Task objective: Give back the full material, exactly as it reads.

Extracted material:
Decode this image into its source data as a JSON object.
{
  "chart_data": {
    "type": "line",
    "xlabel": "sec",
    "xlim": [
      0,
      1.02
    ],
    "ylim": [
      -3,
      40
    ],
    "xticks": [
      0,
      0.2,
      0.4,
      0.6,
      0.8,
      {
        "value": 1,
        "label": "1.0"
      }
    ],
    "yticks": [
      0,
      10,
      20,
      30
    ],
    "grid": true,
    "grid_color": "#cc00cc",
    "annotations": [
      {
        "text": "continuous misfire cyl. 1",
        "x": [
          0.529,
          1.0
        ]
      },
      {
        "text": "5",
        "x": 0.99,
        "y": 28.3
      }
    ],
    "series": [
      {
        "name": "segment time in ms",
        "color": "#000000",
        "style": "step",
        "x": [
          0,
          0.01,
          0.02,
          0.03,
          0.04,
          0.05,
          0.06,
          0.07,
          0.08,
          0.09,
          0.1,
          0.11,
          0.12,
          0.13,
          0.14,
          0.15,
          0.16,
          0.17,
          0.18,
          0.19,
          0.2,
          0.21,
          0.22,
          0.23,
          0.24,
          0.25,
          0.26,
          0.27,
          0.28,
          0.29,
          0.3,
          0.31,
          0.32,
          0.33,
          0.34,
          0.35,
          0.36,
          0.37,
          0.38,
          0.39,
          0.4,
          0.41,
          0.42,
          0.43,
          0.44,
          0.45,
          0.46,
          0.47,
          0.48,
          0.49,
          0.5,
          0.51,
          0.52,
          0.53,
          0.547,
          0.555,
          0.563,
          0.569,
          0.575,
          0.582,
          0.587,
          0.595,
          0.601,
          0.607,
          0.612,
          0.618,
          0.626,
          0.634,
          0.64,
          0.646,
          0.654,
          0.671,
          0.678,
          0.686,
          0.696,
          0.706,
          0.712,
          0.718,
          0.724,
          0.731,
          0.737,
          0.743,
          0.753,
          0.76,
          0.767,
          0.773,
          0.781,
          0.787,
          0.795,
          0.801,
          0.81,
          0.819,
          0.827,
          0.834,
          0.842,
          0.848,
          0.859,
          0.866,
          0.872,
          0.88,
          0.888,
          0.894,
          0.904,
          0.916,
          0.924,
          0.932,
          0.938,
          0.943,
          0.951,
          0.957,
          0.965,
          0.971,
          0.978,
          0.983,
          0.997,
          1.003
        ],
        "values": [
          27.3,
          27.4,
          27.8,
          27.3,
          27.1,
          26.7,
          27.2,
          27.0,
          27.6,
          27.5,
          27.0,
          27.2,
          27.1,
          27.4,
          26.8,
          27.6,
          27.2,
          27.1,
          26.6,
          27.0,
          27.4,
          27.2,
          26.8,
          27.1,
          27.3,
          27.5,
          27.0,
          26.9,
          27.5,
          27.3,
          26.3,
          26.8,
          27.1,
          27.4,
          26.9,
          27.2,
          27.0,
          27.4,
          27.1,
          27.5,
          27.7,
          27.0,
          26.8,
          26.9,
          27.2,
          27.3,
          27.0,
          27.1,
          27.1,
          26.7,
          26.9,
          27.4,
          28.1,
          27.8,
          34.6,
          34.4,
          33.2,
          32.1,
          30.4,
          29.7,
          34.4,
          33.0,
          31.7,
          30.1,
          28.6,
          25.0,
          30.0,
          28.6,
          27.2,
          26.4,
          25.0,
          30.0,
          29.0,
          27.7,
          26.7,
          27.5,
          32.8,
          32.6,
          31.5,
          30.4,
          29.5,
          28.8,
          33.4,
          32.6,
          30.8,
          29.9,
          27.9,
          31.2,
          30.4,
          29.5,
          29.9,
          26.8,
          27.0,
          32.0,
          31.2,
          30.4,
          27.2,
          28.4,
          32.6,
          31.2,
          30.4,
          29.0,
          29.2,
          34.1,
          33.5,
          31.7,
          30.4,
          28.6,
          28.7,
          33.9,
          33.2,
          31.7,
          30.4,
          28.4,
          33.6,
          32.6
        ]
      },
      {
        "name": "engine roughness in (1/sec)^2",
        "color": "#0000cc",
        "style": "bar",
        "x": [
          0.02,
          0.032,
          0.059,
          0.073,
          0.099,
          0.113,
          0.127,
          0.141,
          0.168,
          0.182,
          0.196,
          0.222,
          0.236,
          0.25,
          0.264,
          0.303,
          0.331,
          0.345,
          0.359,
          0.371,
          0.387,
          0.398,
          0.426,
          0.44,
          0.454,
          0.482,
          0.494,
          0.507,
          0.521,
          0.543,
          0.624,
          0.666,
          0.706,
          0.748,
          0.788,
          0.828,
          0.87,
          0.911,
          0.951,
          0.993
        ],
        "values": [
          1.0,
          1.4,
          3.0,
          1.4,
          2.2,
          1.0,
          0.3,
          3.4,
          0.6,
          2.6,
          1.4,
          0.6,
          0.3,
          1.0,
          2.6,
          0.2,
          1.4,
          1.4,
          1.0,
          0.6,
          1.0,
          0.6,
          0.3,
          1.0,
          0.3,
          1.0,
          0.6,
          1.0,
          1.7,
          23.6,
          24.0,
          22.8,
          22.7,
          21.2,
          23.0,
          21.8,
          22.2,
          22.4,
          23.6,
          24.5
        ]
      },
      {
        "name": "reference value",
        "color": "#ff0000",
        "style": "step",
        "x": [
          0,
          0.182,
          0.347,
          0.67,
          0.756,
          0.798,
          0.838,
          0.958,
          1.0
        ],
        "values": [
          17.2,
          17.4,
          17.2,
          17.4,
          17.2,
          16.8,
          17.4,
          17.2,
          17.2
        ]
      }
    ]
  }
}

Answer for the task:
Decode this image into its source data as a JSON object.
{
  "chart_data": {
    "type": "line",
    "xlabel": "sec",
    "xlim": [
      0,
      1.02
    ],
    "ylim": [
      -3,
      40
    ],
    "xticks": [
      0,
      0.2,
      0.4,
      0.6,
      0.8,
      {
        "value": 1,
        "label": "1.0"
      }
    ],
    "yticks": [
      0,
      10,
      20,
      30
    ],
    "grid": true,
    "grid_color": "#cc00cc",
    "annotations": [
      {
        "text": "continuous misfire cyl. 1",
        "x": [
          0.529,
          1.0
        ]
      },
      {
        "text": "5",
        "x": 0.99,
        "y": 28.3
      }
    ],
    "series": [
      {
        "name": "segment time in ms",
        "color": "#000000",
        "style": "step",
        "x": [
          0,
          0.01,
          0.02,
          0.03,
          0.04,
          0.05,
          0.06,
          0.07,
          0.08,
          0.09,
          0.1,
          0.11,
          0.12,
          0.13,
          0.14,
          0.15,
          0.16,
          0.17,
          0.18,
          0.19,
          0.2,
          0.21,
          0.22,
          0.23,
          0.24,
          0.25,
          0.26,
          0.27,
          0.28,
          0.29,
          0.3,
          0.31,
          0.32,
          0.33,
          0.34,
          0.35,
          0.36,
          0.37,
          0.38,
          0.39,
          0.4,
          0.41,
          0.42,
          0.43,
          0.44,
          0.45,
          0.46,
          0.47,
          0.48,
          0.49,
          0.5,
          0.51,
          0.52,
          0.53,
          0.547,
          0.555,
          0.563,
          0.569,
          0.575,
          0.582,
          0.587,
          0.595,
          0.601,
          0.607,
          0.612,
          0.618,
          0.626,
          0.634,
          0.64,
          0.646,
          0.654,
          0.671,
          0.678,
          0.686,
          0.696,
          0.706,
          0.712,
          0.718,
          0.724,
          0.731,
          0.737,
          0.743,
          0.753,
          0.76,
          0.767,
          0.773,
          0.781,
          0.787,
          0.795,
          0.801,
          0.81,
          0.819,
          0.827,
          0.834,
          0.842,
          0.848,
          0.859,
          0.866,
          0.872,
          0.88,
          0.888,
          0.894,
          0.904,
          0.916,
          0.924,
          0.932,
          0.938,
          0.943,
          0.951,
          0.957,
          0.965,
          0.971,
          0.978,
          0.983,
          0.997,
          1.003
        ],
        "values": [
          27.3,
          27.4,
          27.8,
          27.3,
          27.1,
          26.7,
          27.2,
          27.0,
          27.6,
          27.5,
          27.0,
          27.2,
          27.1,
          27.4,
          26.8,
          27.6,
          27.2,
          27.1,
          26.6,
          27.0,
          27.4,
          27.2,
          26.8,
          27.1,
          27.3,
          27.5,
          27.0,
          26.9,
          27.5,
          27.3,
          26.3,
          26.8,
          27.1,
          27.4,
          26.9,
          27.2,
          27.0,
          27.4,
          27.1,
          27.5,
          27.7,
          27.0,
          26.8,
          26.9,
          27.2,
          27.3,
          27.0,
          27.1,
          27.1,
          26.7,
          26.9,
          27.4,
          28.1,
          27.8,
          34.6,
          34.4,
          33.2,
          32.1,
          30.4,
          29.7,
          34.4,
          33.0,
          31.7,
          30.1,
          28.6,
          25.0,
          30.0,
          28.6,
          27.2,
          26.4,
          25.0,
          30.0,
          29.0,
          27.7,
          26.7,
          27.5,
          32.8,
          32.6,
          31.5,
          30.4,
          29.5,
          28.8,
          33.4,
          32.6,
          30.8,
          29.9,
          27.9,
          31.2,
          30.4,
          29.5,
          29.9,
          26.8,
          27.0,
          32.0,
          31.2,
          30.4,
          27.2,
          28.4,
          32.6,
          31.2,
          30.4,
          29.0,
          29.2,
          34.1,
          33.5,
          31.7,
          30.4,
          28.6,
          28.7,
          33.9,
          33.2,
          31.7,
          30.4,
          28.4,
          33.6,
          32.6
        ]
      },
      {
        "name": "engine roughness in (1/sec)^2",
        "color": "#0000cc",
        "style": "bar",
        "x": [
          0.02,
          0.032,
          0.059,
          0.073,
          0.099,
          0.113,
          0.127,
          0.141,
          0.168,
          0.182,
          0.196,
          0.222,
          0.236,
          0.25,
          0.264,
          0.303,
          0.331,
          0.345,
          0.359,
          0.371,
          0.387,
          0.398,
          0.426,
          0.44,
          0.454,
          0.482,
          0.494,
          0.507,
          0.521,
          0.543,
          0.624,
          0.666,
          0.706,
          0.748,
          0.788,
          0.828,
          0.87,
          0.911,
          0.951,
          0.993
        ],
        "values": [
          1.0,
          1.4,
          3.0,
          1.4,
          2.2,
          1.0,
          0.3,
          3.4,
          0.6,
          2.6,
          1.4,
          0.6,
          0.3,
          1.0,
          2.6,
          0.2,
          1.4,
          1.4,
          1.0,
          0.6,
          1.0,
          0.6,
          0.3,
          1.0,
          0.3,
          1.0,
          0.6,
          1.0,
          1.7,
          23.6,
          24.0,
          22.8,
          22.7,
          21.2,
          23.0,
          21.8,
          22.2,
          22.4,
          23.6,
          24.5
        ]
      },
      {
        "name": "reference value",
        "color": "#ff0000",
        "style": "step",
        "x": [
          0,
          0.182,
          0.347,
          0.67,
          0.756,
          0.798,
          0.838,
          0.958,
          1.0
        ],
        "values": [
          17.2,
          17.4,
          17.2,
          17.4,
          17.2,
          16.8,
          17.4,
          17.2,
          17.2
        ]
      }
    ]
  }
}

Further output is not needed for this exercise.